/---

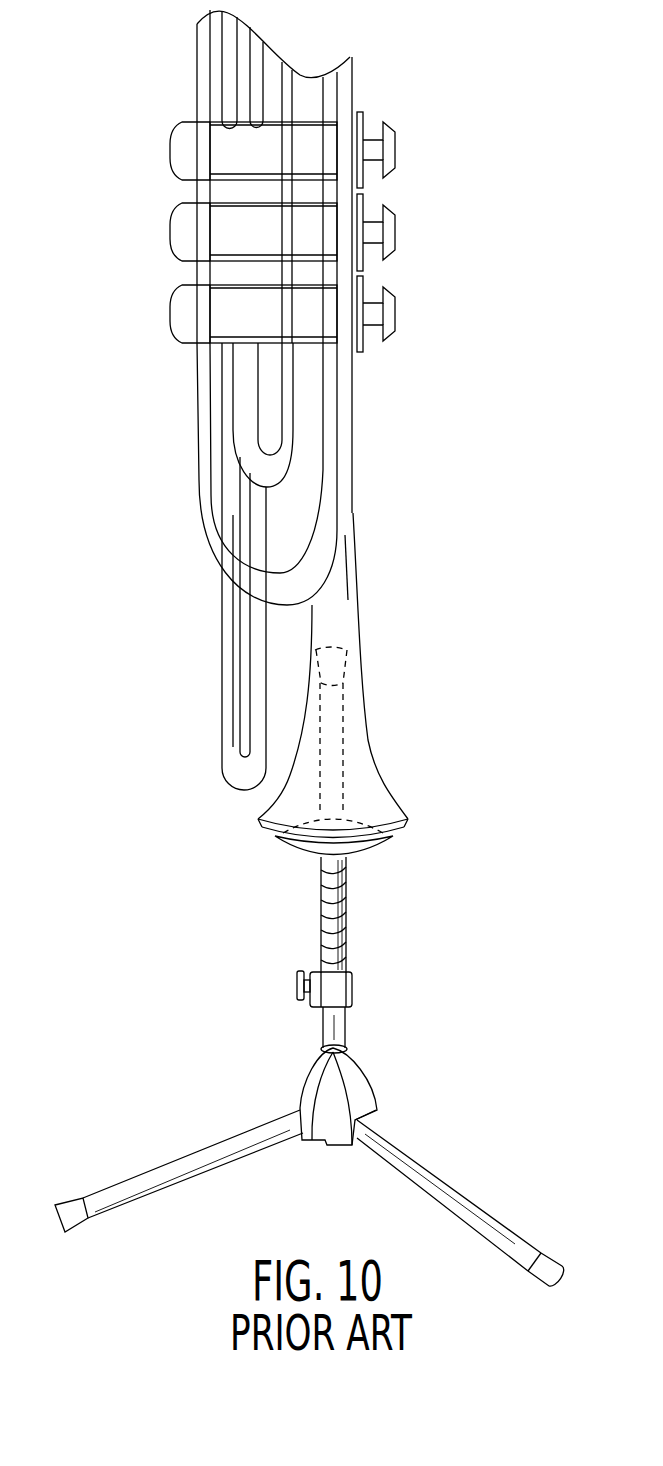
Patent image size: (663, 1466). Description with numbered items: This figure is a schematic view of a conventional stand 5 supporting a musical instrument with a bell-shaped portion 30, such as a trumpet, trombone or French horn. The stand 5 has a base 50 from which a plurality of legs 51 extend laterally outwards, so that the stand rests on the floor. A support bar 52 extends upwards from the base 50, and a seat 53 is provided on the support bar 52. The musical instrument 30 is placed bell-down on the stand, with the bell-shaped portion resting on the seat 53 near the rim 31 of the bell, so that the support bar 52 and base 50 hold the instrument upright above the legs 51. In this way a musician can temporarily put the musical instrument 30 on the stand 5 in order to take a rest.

The musical instrument with a bell-shaped portion 30 is at (357, 425).
The bell rim of trumpet 31 is at (404, 820).
The conventional stand 5 is at (309, 1061).
The base 50 is at (360, 1085).
The legs 51 is at (452, 1195).
The support bar 52 is at (347, 928).
The seat 53 is at (390, 843).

\---

*AIM OF THE EXERCISE*
Repeat the items above word for word, omitting the pictures.

*EXERCISE SOLUTION*
Patent image size: (663, 1466). Description with numbered items: This figure is a schematic view of a conventional stand 5 supporting a musical instrument with a bell-shaped portion 30, such as a trumpet, trombone or French horn. The stand 5 has a base 50 from which a plurality of legs 51 extend laterally outwards, so that the stand rests on the floor. A support bar 52 extends upwards from the base 50, and a seat 53 is provided on the support bar 52. The musical instrument 30 is placed bell-down on the stand, with the bell-shaped portion resting on the seat 53 near the rim 31 of the bell, so that the support bar 52 and base 50 hold the instrument upright above the legs 51. In this way a musician can temporarily put the musical instrument 30 on the stand 5 in order to take a rest.

The musical instrument with a bell-shaped portion 30 is at (357, 425).
The bell rim of trumpet 31 is at (404, 820).
The conventional stand 5 is at (309, 1061).
The base 50 is at (360, 1085).
The legs 51 is at (452, 1195).
The support bar 52 is at (347, 928).
The seat 53 is at (390, 843).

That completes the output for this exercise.